• **Source data**:
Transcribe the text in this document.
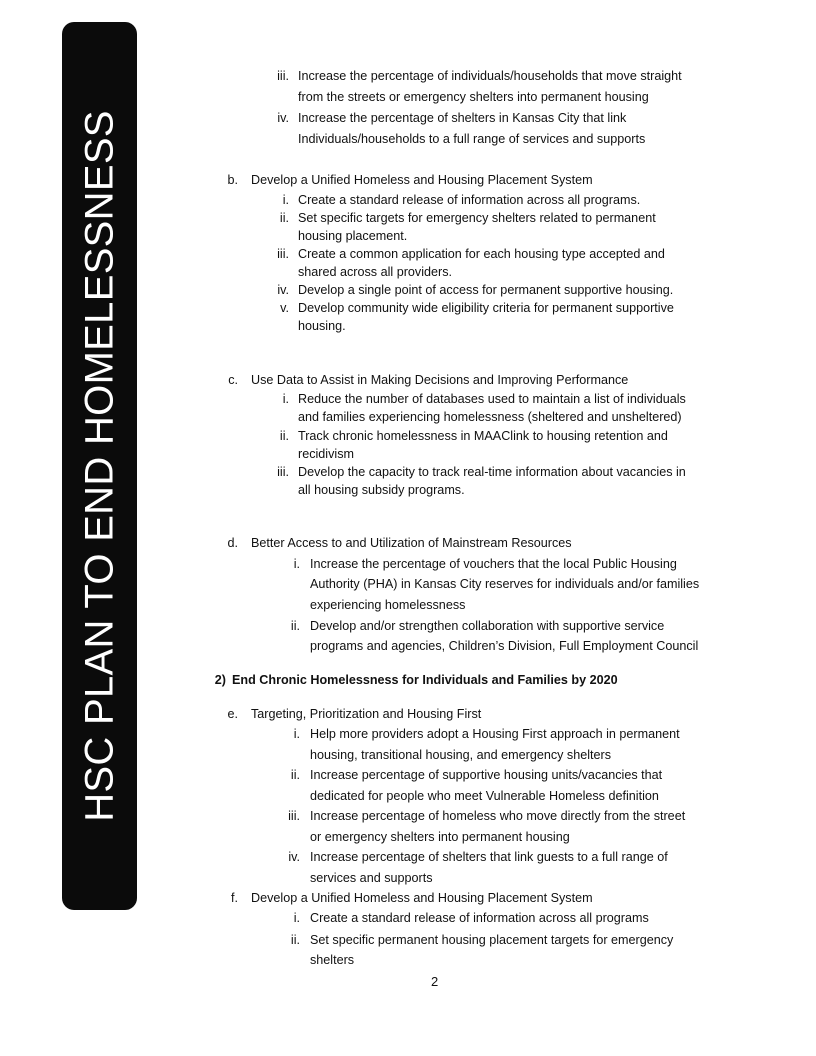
HSC PLAN TO END HOMELESSNESS
iii. Increase the percentage of individuals/households that move straight
from the streets or emergency shelters into permanent housing
iv. Increase the percentage of shelters in Kansas City that link
Individuals/households to a full range of services and supports
b. Develop a Unified Homeless and Housing Placement System
i. Create a standard release of information across all programs.
ii. Set specific targets for emergency shelters related to permanent
housing placement.
iii. Create a common application for each housing type accepted and
shared across all providers.
iv. Develop a single point of access for permanent supportive housing.
v. Develop community wide eligibility criteria for permanent supportive
housing.
c. Use Data to Assist in Making Decisions and Improving Performance
i. Reduce the number of databases used to maintain a list of individuals
and families experiencing homelessness (sheltered and unsheltered)
ii. Track chronic homelessness in MAAClink to housing retention and
recidivism
iii. Develop the capacity to track real-time information about vacancies in
all housing subsidy programs.
d. Better Access to and Utilization of Mainstream Resources
i. Increase the percentage of vouchers that the local Public Housing
Authority (PHA) in Kansas City reserves for individuals and/or families
experiencing homelessness
ii. Develop and/or strengthen collaboration with supportive service
programs and agencies, Children’s Division, Full Employment Council
2) End Chronic Homelessness for Individuals and Families by 2020
e. Targeting, Prioritization and Housing First
i. Help more providers adopt a Housing First approach in permanent
housing, transitional housing, and emergency shelters
ii. Increase percentage of supportive housing units/vacancies that
dedicated for people who meet Vulnerable Homeless definition
iii. Increase percentage of homeless who move directly from the street
or emergency shelters into permanent housing
iv. Increase percentage of shelters that link guests to a full range of
services and supports
f. Develop a Unified Homeless and Housing Placement System
i. Create a standard release of information across all programs
ii. Set specific permanent housing placement targets for emergency
shelters
2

• **Task to complete**:
Your task is to transcribe all of the records precisely, with no images included.

• **Answer to the exercise**:
Transcribe the text in this document.
HSC PLAN TO END HOMELESSNESS
iii. Increase the percentage of individuals/households that move straight
from the streets or emergency shelters into permanent housing
iv. Increase the percentage of shelters in Kansas City that link
Individuals/households to a full range of services and supports
b. Develop a Unified Homeless and Housing Placement System
i. Create a standard release of information across all programs.
ii. Set specific targets for emergency shelters related to permanent
housing placement.
iii. Create a common application for each housing type accepted and
shared across all providers.
iv. Develop a single point of access for permanent supportive housing.
v. Develop community wide eligibility criteria for permanent supportive
housing.
c. Use Data to Assist in Making Decisions and Improving Performance
i. Reduce the number of databases used to maintain a list of individuals
and families experiencing homelessness (sheltered and unsheltered)
ii. Track chronic homelessness in MAAClink to housing retention and
recidivism
iii. Develop the capacity to track real-time information about vacancies in
all housing subsidy programs.
d. Better Access to and Utilization of Mainstream Resources
i. Increase the percentage of vouchers that the local Public Housing
Authority (PHA) in Kansas City reserves for individuals and/or families
experiencing homelessness
ii. Develop and/or strengthen collaboration with supportive service
programs and agencies, Children’s Division, Full Employment Council
2) End Chronic Homelessness for Individuals and Families by 2020
e. Targeting, Prioritization and Housing First
i. Help more providers adopt a Housing First approach in permanent
housing, transitional housing, and emergency shelters
ii. Increase percentage of supportive housing units/vacancies that
dedicated for people who meet Vulnerable Homeless definition
iii. Increase percentage of homeless who move directly from the street
or emergency shelters into permanent housing
iv. Increase percentage of shelters that link guests to a full range of
services and supports
f. Develop a Unified Homeless and Housing Placement System
i. Create a standard release of information across all programs
ii. Set specific permanent housing placement targets for emergency
shelters
2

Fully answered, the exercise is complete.